[Material for the task start]
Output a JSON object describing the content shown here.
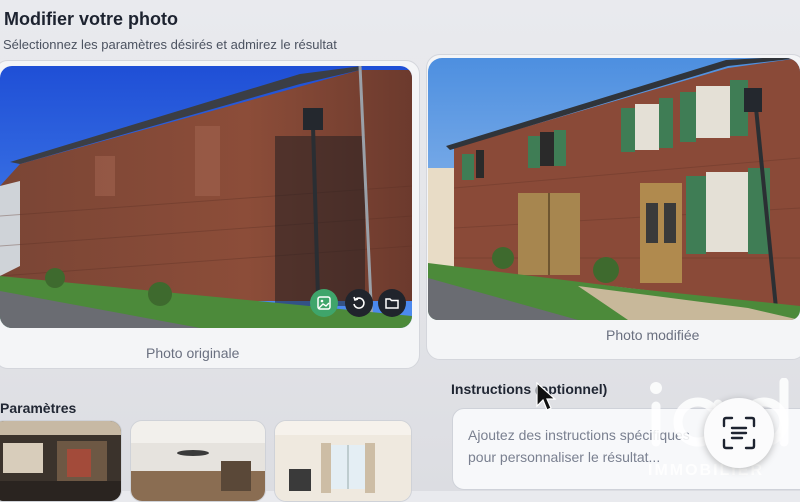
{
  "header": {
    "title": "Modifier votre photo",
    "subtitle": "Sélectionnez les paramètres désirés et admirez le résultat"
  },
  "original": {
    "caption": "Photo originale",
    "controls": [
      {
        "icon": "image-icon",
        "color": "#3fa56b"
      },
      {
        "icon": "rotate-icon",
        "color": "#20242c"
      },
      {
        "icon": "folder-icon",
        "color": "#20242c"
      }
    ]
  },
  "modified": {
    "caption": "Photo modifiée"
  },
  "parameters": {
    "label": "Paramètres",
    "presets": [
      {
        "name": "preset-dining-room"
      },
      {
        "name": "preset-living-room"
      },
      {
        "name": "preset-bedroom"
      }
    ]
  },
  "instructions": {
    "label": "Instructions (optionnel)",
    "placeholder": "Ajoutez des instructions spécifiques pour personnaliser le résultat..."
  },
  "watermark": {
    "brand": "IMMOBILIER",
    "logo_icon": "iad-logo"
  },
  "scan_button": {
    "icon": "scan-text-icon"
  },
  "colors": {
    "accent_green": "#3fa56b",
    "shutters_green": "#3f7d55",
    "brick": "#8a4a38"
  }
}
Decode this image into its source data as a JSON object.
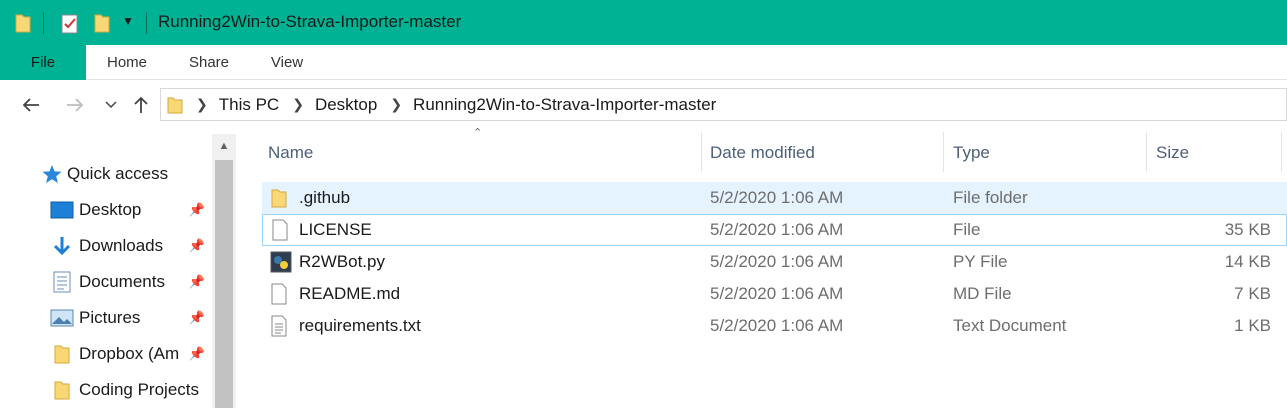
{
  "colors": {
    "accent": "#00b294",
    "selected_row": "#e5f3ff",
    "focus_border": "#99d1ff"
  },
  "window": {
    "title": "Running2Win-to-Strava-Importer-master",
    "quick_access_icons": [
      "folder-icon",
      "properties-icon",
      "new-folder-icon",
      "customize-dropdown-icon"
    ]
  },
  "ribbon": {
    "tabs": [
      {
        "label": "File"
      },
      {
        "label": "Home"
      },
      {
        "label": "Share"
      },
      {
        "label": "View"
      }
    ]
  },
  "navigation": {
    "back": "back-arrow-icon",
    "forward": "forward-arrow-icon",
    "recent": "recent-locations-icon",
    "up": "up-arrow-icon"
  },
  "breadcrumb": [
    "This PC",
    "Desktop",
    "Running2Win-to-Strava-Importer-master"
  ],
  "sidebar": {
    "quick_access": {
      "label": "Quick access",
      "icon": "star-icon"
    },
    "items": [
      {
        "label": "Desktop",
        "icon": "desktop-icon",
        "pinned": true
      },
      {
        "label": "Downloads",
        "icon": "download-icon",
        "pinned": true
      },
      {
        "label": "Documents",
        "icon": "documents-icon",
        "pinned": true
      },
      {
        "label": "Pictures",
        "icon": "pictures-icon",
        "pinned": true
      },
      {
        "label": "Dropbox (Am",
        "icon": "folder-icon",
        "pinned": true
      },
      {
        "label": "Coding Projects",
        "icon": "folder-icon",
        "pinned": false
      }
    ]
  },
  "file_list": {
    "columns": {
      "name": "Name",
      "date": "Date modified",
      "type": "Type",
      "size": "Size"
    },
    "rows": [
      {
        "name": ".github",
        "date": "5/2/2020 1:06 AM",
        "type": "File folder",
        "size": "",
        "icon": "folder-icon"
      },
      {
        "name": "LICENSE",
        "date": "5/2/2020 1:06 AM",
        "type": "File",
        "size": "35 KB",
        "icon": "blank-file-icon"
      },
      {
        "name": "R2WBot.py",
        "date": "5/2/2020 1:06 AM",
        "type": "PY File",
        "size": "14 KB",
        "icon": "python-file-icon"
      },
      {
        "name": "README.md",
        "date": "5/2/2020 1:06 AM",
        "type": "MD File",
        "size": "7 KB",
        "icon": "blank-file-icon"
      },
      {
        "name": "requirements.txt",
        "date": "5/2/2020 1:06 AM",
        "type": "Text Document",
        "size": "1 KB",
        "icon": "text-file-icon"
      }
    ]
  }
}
[Material for the task end]
> What you have to do:
Copy the entries above faithfully and omit every image.

> Response below:
Output a JSON object describing the content shown here.
{
  "header": {
    "title": "Modifier votre photo",
    "subtitle": "Sélectionnez les paramètres désirés et admirez le résultat"
  },
  "original": {
    "caption": "Photo originale",
    "controls": [
      {
        "icon": "image-icon",
        "color": "#3fa56b"
      },
      {
        "icon": "rotate-icon",
        "color": "#20242c"
      },
      {
        "icon": "folder-icon",
        "color": "#20242c"
      }
    ]
  },
  "modified": {
    "caption": "Photo modifiée"
  },
  "parameters": {
    "label": "Paramètres",
    "presets": [
      {
        "name": "preset-dining-room"
      },
      {
        "name": "preset-living-room"
      },
      {
        "name": "preset-bedroom"
      }
    ]
  },
  "instructions": {
    "label": "Instructions (optionnel)",
    "placeholder": "Ajoutez des instructions spécifiques pour personnaliser le résultat..."
  },
  "watermark": {
    "brand": "IMMOBILIER",
    "logo_icon": "iad-logo"
  },
  "scan_button": {
    "icon": "scan-text-icon"
  },
  "colors": {
    "accent_green": "#3fa56b",
    "shutters_green": "#3f7d55",
    "brick": "#8a4a38"
  }
}
Decode this image into its source data as a JSON object.
{
  "colors": {
    "accent": "#00b294",
    "selected_row": "#e5f3ff",
    "focus_border": "#99d1ff"
  },
  "window": {
    "title": "Running2Win-to-Strava-Importer-master",
    "quick_access_icons": [
      "folder-icon",
      "properties-icon",
      "new-folder-icon",
      "customize-dropdown-icon"
    ]
  },
  "ribbon": {
    "tabs": [
      {
        "label": "File"
      },
      {
        "label": "Home"
      },
      {
        "label": "Share"
      },
      {
        "label": "View"
      }
    ]
  },
  "navigation": {
    "back": "back-arrow-icon",
    "forward": "forward-arrow-icon",
    "recent": "recent-locations-icon",
    "up": "up-arrow-icon"
  },
  "breadcrumb": [
    "This PC",
    "Desktop",
    "Running2Win-to-Strava-Importer-master"
  ],
  "sidebar": {
    "quick_access": {
      "label": "Quick access",
      "icon": "star-icon"
    },
    "items": [
      {
        "label": "Desktop",
        "icon": "desktop-icon",
        "pinned": true
      },
      {
        "label": "Downloads",
        "icon": "download-icon",
        "pinned": true
      },
      {
        "label": "Documents",
        "icon": "documents-icon",
        "pinned": true
      },
      {
        "label": "Pictures",
        "icon": "pictures-icon",
        "pinned": true
      },
      {
        "label": "Dropbox (Am",
        "icon": "folder-icon",
        "pinned": true
      },
      {
        "label": "Coding Projects",
        "icon": "folder-icon",
        "pinned": false
      }
    ]
  },
  "file_list": {
    "columns": {
      "name": "Name",
      "date": "Date modified",
      "type": "Type",
      "size": "Size"
    },
    "rows": [
      {
        "name": ".github",
        "date": "5/2/2020 1:06 AM",
        "type": "File folder",
        "size": "",
        "icon": "folder-icon"
      },
      {
        "name": "LICENSE",
        "date": "5/2/2020 1:06 AM",
        "type": "File",
        "size": "35 KB",
        "icon": "blank-file-icon"
      },
      {
        "name": "R2WBot.py",
        "date": "5/2/2020 1:06 AM",
        "type": "PY File",
        "size": "14 KB",
        "icon": "python-file-icon"
      },
      {
        "name": "README.md",
        "date": "5/2/2020 1:06 AM",
        "type": "MD File",
        "size": "7 KB",
        "icon": "blank-file-icon"
      },
      {
        "name": "requirements.txt",
        "date": "5/2/2020 1:06 AM",
        "type": "Text Document",
        "size": "1 KB",
        "icon": "text-file-icon"
      }
    ]
  }
}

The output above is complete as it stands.